## GOAL
Each record is to be printed again precisely as it reads.

(Data records)
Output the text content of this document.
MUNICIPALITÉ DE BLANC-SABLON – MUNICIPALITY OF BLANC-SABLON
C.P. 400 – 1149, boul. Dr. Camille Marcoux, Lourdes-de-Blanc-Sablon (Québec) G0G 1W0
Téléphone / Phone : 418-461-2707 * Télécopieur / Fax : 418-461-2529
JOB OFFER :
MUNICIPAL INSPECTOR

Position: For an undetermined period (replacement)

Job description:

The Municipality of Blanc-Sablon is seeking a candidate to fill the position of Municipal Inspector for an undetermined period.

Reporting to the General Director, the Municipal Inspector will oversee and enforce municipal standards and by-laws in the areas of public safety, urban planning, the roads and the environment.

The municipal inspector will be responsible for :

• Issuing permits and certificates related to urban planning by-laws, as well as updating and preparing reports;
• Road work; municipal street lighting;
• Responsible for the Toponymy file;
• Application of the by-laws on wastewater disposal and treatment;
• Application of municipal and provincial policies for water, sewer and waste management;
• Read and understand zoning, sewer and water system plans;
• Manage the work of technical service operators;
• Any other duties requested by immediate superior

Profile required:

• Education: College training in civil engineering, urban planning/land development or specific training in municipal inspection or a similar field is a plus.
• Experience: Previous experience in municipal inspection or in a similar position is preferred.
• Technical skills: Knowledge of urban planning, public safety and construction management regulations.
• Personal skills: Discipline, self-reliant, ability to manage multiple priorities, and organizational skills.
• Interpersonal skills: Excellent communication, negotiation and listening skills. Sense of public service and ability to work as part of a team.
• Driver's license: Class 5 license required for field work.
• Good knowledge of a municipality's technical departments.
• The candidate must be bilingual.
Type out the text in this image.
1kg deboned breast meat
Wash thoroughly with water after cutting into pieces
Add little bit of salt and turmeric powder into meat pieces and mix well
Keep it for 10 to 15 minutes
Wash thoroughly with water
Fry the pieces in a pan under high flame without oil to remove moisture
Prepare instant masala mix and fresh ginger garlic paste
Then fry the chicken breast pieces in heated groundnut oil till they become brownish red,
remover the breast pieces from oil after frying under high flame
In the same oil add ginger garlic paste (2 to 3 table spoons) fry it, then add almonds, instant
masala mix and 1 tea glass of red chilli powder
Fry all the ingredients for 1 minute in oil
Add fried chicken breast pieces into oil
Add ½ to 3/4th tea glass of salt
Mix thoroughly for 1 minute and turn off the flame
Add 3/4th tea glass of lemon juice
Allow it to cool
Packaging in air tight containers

## COMPLETED TASK
Output the text content of this document.
MUNICIPALITÉ DE BLANC-SABLON – MUNICIPALITY OF BLANC-SABLON
C.P. 400 – 1149, boul. Dr. Camille Marcoux, Lourdes-de-Blanc-Sablon (Québec) G0G 1W0
Téléphone / Phone : 418-461-2707 * Télécopieur / Fax : 418-461-2529
JOB OFFER :
MUNICIPAL INSPECTOR

Position: For an undetermined period (replacement)

Job description:

The Municipality of Blanc-Sablon is seeking a candidate to fill the position of Municipal Inspector for an undetermined period.

Reporting to the General Director, the Municipal Inspector will oversee and enforce municipal standards and by-laws in the areas of public safety, urban planning, the roads and the environment.

The municipal inspector will be responsible for :

• Issuing permits and certificates related to urban planning by-laws, as well as updating and preparing reports;
• Road work; municipal street lighting;
• Responsible for the Toponymy file;
• Application of the by-laws on wastewater disposal and treatment;
• Application of municipal and provincial policies for water, sewer and waste management;
• Read and understand zoning, sewer and water system plans;
• Manage the work of technical service operators;
• Any other duties requested by immediate superior

Profile required:

• Education: College training in civil engineering, urban planning/land development or specific training in municipal inspection or a similar field is a plus.
• Experience: Previous experience in municipal inspection or in a similar position is preferred.
• Technical skills: Knowledge of urban planning, public safety and construction management regulations.
• Personal skills: Discipline, self-reliant, ability to manage multiple priorities, and organizational skills.
• Interpersonal skills: Excellent communication, negotiation and listening skills. Sense of public service and ability to work as part of a team.
• Driver's license: Class 5 license required for field work.
• Good knowledge of a municipality's technical departments.
• The candidate must be bilingual.
Type out the text in this image.
1kg deboned breast meat
Wash thoroughly with water after cutting into pieces
Add little bit of salt and turmeric powder into meat pieces and mix well
Keep it for 10 to 15 minutes
Wash thoroughly with water
Fry the pieces in a pan under high flame without oil to remove moisture
Prepare instant masala mix and fresh ginger garlic paste
Then fry the chicken breast pieces in heated groundnut oil till they become brownish red,
remover the breast pieces from oil after frying under high flame
In the same oil add ginger garlic paste (2 to 3 table spoons) fry it, then add almonds, instant
masala mix and 1 tea glass of red chilli powder
Fry all the ingredients for 1 minute in oil
Add fried chicken breast pieces into oil
Add ½ to 3/4th tea glass of salt
Mix thoroughly for 1 minute and turn off the flame
Add 3/4th tea glass of lemon juice
Allow it to cool
Packaging in air tight containers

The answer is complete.